*Aim*:
Every record must be repeated exactly, with no omission.

Stored records:
= = = =

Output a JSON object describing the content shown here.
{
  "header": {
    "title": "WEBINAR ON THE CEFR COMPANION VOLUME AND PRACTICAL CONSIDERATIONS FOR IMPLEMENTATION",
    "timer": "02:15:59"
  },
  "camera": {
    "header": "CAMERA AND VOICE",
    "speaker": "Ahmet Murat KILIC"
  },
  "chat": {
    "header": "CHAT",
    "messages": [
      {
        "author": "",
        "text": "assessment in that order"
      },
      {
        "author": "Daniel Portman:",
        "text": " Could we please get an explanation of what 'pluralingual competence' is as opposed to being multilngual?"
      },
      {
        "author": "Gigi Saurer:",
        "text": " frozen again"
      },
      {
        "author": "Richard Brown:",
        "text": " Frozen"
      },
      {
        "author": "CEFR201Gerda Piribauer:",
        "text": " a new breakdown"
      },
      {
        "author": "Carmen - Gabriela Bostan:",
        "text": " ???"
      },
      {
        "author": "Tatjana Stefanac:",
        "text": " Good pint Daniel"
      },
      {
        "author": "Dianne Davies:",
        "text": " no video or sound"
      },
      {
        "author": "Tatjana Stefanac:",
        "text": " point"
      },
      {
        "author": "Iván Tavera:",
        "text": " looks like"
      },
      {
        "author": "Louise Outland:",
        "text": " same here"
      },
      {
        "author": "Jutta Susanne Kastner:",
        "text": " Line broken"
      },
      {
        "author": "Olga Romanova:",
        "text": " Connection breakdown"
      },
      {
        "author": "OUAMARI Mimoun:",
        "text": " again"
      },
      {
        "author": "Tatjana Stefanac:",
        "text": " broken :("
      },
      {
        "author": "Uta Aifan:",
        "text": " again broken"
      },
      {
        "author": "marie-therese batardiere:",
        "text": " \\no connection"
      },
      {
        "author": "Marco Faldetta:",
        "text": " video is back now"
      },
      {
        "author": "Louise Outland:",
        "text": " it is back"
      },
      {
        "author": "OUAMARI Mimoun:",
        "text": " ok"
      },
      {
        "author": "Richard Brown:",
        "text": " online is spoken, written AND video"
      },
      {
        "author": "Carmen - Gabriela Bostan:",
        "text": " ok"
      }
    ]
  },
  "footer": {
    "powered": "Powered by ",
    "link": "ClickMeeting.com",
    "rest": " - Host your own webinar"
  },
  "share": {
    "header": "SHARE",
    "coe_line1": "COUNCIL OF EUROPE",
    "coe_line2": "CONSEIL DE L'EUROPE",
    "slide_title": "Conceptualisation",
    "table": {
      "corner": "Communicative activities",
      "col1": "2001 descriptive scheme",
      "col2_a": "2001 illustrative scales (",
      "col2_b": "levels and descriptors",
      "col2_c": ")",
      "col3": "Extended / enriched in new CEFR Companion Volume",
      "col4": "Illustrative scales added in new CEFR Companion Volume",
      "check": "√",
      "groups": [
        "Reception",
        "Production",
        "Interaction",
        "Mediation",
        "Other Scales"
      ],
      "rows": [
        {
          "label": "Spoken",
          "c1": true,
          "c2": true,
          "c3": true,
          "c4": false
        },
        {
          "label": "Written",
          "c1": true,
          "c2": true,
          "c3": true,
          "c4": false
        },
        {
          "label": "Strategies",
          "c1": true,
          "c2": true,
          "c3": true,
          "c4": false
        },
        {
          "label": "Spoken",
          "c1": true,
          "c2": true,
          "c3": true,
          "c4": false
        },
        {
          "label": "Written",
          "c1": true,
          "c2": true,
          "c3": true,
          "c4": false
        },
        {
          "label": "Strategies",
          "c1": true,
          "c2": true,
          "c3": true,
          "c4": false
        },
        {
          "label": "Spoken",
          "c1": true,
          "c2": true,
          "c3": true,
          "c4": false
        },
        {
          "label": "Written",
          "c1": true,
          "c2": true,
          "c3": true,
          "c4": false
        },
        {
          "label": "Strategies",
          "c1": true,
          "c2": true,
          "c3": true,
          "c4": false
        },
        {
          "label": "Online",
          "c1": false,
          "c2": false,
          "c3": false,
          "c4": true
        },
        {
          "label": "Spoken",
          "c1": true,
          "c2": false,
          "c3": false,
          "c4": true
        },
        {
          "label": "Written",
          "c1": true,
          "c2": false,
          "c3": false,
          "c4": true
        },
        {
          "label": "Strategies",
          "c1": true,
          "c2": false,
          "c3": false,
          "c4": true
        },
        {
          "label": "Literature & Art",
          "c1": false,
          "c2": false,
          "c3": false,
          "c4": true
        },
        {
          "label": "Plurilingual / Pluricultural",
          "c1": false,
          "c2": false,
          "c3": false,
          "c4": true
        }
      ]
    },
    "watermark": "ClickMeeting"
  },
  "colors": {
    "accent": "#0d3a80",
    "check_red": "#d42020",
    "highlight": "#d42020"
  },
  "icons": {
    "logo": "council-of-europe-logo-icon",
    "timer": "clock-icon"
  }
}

= = = =

*Response to this task*:
Output a JSON object describing the content shown here.
{
  "header": {
    "title": "WEBINAR ON THE CEFR COMPANION VOLUME AND PRACTICAL CONSIDERATIONS FOR IMPLEMENTATION",
    "timer": "02:15:59"
  },
  "camera": {
    "header": "CAMERA AND VOICE",
    "speaker": "Ahmet Murat KILIC"
  },
  "chat": {
    "header": "CHAT",
    "messages": [
      {
        "author": "",
        "text": "assessment in that order"
      },
      {
        "author": "Daniel Portman:",
        "text": " Could we please get an explanation of what 'pluralingual competence' is as opposed to being multilngual?"
      },
      {
        "author": "Gigi Saurer:",
        "text": " frozen again"
      },
      {
        "author": "Richard Brown:",
        "text": " Frozen"
      },
      {
        "author": "CEFR201Gerda Piribauer:",
        "text": " a new breakdown"
      },
      {
        "author": "Carmen - Gabriela Bostan:",
        "text": " ???"
      },
      {
        "author": "Tatjana Stefanac:",
        "text": " Good pint Daniel"
      },
      {
        "author": "Dianne Davies:",
        "text": " no video or sound"
      },
      {
        "author": "Tatjana Stefanac:",
        "text": " point"
      },
      {
        "author": "Iván Tavera:",
        "text": " looks like"
      },
      {
        "author": "Louise Outland:",
        "text": " same here"
      },
      {
        "author": "Jutta Susanne Kastner:",
        "text": " Line broken"
      },
      {
        "author": "Olga Romanova:",
        "text": " Connection breakdown"
      },
      {
        "author": "OUAMARI Mimoun:",
        "text": " again"
      },
      {
        "author": "Tatjana Stefanac:",
        "text": " broken :("
      },
      {
        "author": "Uta Aifan:",
        "text": " again broken"
      },
      {
        "author": "marie-therese batardiere:",
        "text": " \\no connection"
      },
      {
        "author": "Marco Faldetta:",
        "text": " video is back now"
      },
      {
        "author": "Louise Outland:",
        "text": " it is back"
      },
      {
        "author": "OUAMARI Mimoun:",
        "text": " ok"
      },
      {
        "author": "Richard Brown:",
        "text": " online is spoken, written AND video"
      },
      {
        "author": "Carmen - Gabriela Bostan:",
        "text": " ok"
      }
    ]
  },
  "footer": {
    "powered": "Powered by ",
    "link": "ClickMeeting.com",
    "rest": " - Host your own webinar"
  },
  "share": {
    "header": "SHARE",
    "coe_line1": "COUNCIL OF EUROPE",
    "coe_line2": "CONSEIL DE L'EUROPE",
    "slide_title": "Conceptualisation",
    "table": {
      "corner": "Communicative activities",
      "col1": "2001 descriptive scheme",
      "col2_a": "2001 illustrative scales (",
      "col2_b": "levels and descriptors",
      "col2_c": ")",
      "col3": "Extended / enriched in new CEFR Companion Volume",
      "col4": "Illustrative scales added in new CEFR Companion Volume",
      "check": "√",
      "groups": [
        "Reception",
        "Production",
        "Interaction",
        "Mediation",
        "Other Scales"
      ],
      "rows": [
        {
          "label": "Spoken",
          "c1": true,
          "c2": true,
          "c3": true,
          "c4": false
        },
        {
          "label": "Written",
          "c1": true,
          "c2": true,
          "c3": true,
          "c4": false
        },
        {
          "label": "Strategies",
          "c1": true,
          "c2": true,
          "c3": true,
          "c4": false
        },
        {
          "label": "Spoken",
          "c1": true,
          "c2": true,
          "c3": true,
          "c4": false
        },
        {
          "label": "Written",
          "c1": true,
          "c2": true,
          "c3": true,
          "c4": false
        },
        {
          "label": "Strategies",
          "c1": true,
          "c2": true,
          "c3": true,
          "c4": false
        },
        {
          "label": "Spoken",
          "c1": true,
          "c2": true,
          "c3": true,
          "c4": false
        },
        {
          "label": "Written",
          "c1": true,
          "c2": true,
          "c3": true,
          "c4": false
        },
        {
          "label": "Strategies",
          "c1": true,
          "c2": true,
          "c3": true,
          "c4": false
        },
        {
          "label": "Online",
          "c1": false,
          "c2": false,
          "c3": false,
          "c4": true
        },
        {
          "label": "Spoken",
          "c1": true,
          "c2": false,
          "c3": false,
          "c4": true
        },
        {
          "label": "Written",
          "c1": true,
          "c2": false,
          "c3": false,
          "c4": true
        },
        {
          "label": "Strategies",
          "c1": true,
          "c2": false,
          "c3": false,
          "c4": true
        },
        {
          "label": "Literature & Art",
          "c1": false,
          "c2": false,
          "c3": false,
          "c4": true
        },
        {
          "label": "Plurilingual / Pluricultural",
          "c1": false,
          "c2": false,
          "c3": false,
          "c4": true
        }
      ]
    },
    "watermark": "ClickMeeting"
  },
  "colors": {
    "accent": "#0d3a80",
    "check_red": "#d42020",
    "highlight": "#d42020"
  },
  "icons": {
    "logo": "council-of-europe-logo-icon",
    "timer": "clock-icon"
  }
}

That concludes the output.